QUOTED TEXT:
################

Wednesday, February 4, 2009

Reflections on "Agalloch - The Mantle"




I would like to begin by saying that this is a great album. The phrases in the music are clearly discernable, the melodies are relatively consonant and the musicians are clearly skilled, both in terms of technical ability, song composition, and in thematic symmetry. I like how the cover art is complementary to the feel of the album. It’s interesting, inspired, and creative, and the melodies are quite catchy. I would put this on over a lot of other modern heavy metal (all sub-genre’s included) albums. But in the same breath, I feel compelled to annihilate the notion that this is a black metal album, in any way shape or form.
Although at first glance it may resemble something analogous to black metal, someone familiar with what it is about the classics that makes them great, their black metal-ness, is not present in “the mantle.” To gain comprehension of this requires a sort of conceptual perspective on just what black metal is, as it is quite unique. The first aspect of its individuality is it’s relation to the backdrop of the culture and events of the time and locality, which of coarse very few have first hand experience of. This sort of makes the genre a closed genre for those willing to hold such a strict view.

################

GIVEN MATERIAL:
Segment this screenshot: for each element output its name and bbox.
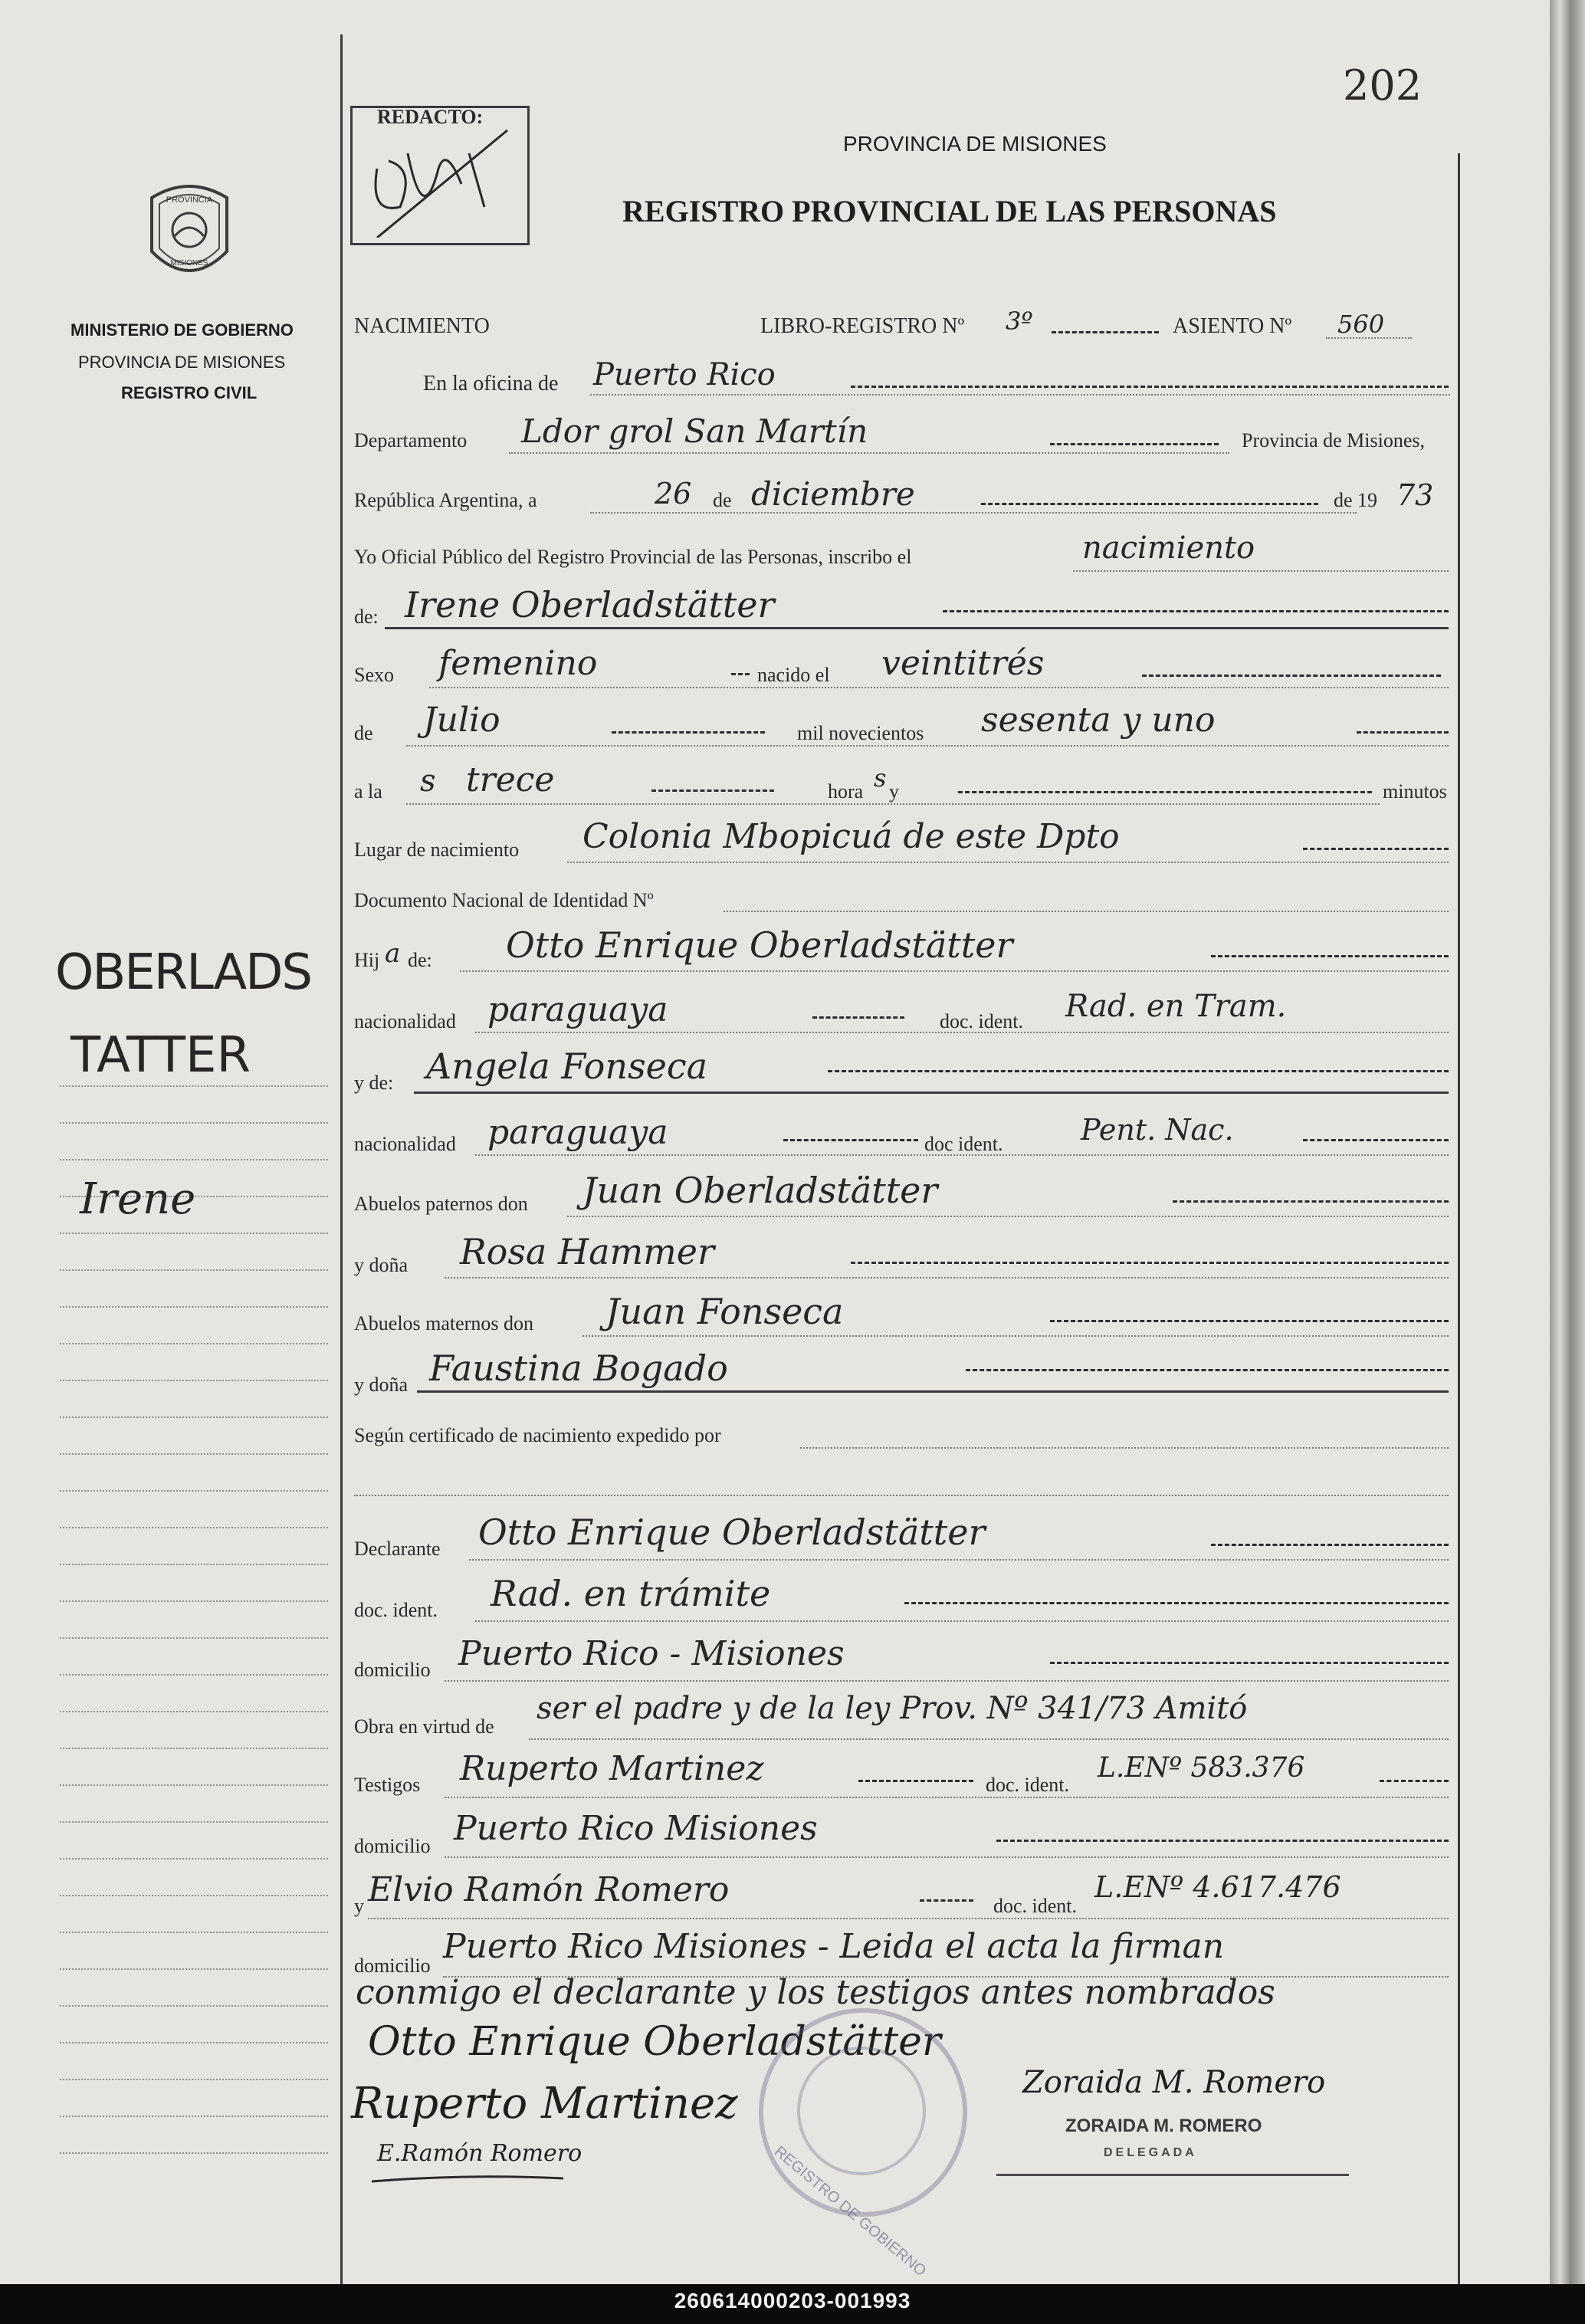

################

WRITTEN EXERCISE 1: In the review of The Mantle, what notion does the writer feel compelled to annihilate?
WRITTEN EXERCISE 2:
Based on the review of The Mantle, say whether each statement agrees with the text. Quote the words that decide it.
(a) The writer finds the melodies catchy.
(b) The writer dislikes the cover art.
(c) The writer would choose this album over many other modern heavy metal albums.
WRITTEN EXERCISE 3: List every area in which the review of The Mantle says the musicians are clearly skilled.

TASK RESULT 1: The notion that this is a black metal album, in any way, shape or form.

TASK RESULT 2:
(a) Yes: "the melodies are quite catchy"
(b) No: "I like how the cover art is complementary to the feel of the album."
(c) Yes: "I would put this on over a lot of other modern heavy metal"

TASK RESULT 3:
- Technical ability
- Song composition
- Thematic symmetry